*Short task*
Copy out the listing that follows, exact in every word, and skip the images.

━━━━━ Record list ━━━━━

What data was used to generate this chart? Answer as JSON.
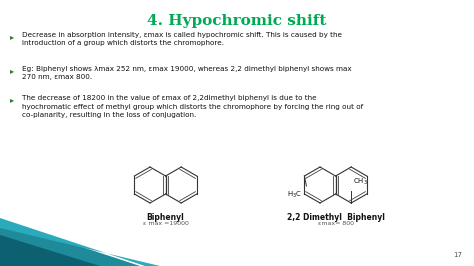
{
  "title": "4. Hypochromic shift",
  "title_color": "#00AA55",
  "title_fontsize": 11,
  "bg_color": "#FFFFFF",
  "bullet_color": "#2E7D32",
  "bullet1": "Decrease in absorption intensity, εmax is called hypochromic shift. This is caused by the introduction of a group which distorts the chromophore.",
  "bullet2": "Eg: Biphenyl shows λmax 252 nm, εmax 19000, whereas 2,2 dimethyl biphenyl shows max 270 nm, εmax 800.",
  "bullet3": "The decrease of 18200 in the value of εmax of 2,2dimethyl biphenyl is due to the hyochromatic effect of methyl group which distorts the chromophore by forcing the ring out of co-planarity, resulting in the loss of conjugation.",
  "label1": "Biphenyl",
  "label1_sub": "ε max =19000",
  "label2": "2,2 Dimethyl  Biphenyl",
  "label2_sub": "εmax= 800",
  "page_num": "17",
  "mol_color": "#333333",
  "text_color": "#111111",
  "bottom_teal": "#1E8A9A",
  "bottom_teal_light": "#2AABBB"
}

━━━━━

*Solution for this task*
What data was used to generate this chart? Answer as JSON.
{
  "title": "4. Hypochromic shift",
  "title_color": "#00AA55",
  "title_fontsize": 11,
  "bg_color": "#FFFFFF",
  "bullet_color": "#2E7D32",
  "bullet1": "Decrease in absorption intensity, εmax is called hypochromic shift. This is caused by the introduction of a group which distorts the chromophore.",
  "bullet2": "Eg: Biphenyl shows λmax 252 nm, εmax 19000, whereas 2,2 dimethyl biphenyl shows max 270 nm, εmax 800.",
  "bullet3": "The decrease of 18200 in the value of εmax of 2,2dimethyl biphenyl is due to the hyochromatic effect of methyl group which distorts the chromophore by forcing the ring out of co-planarity, resulting in the loss of conjugation.",
  "label1": "Biphenyl",
  "label1_sub": "ε max =19000",
  "label2": "2,2 Dimethyl  Biphenyl",
  "label2_sub": "εmax= 800",
  "page_num": "17",
  "mol_color": "#333333",
  "text_color": "#111111",
  "bottom_teal": "#1E8A9A",
  "bottom_teal_light": "#2AABBB"
}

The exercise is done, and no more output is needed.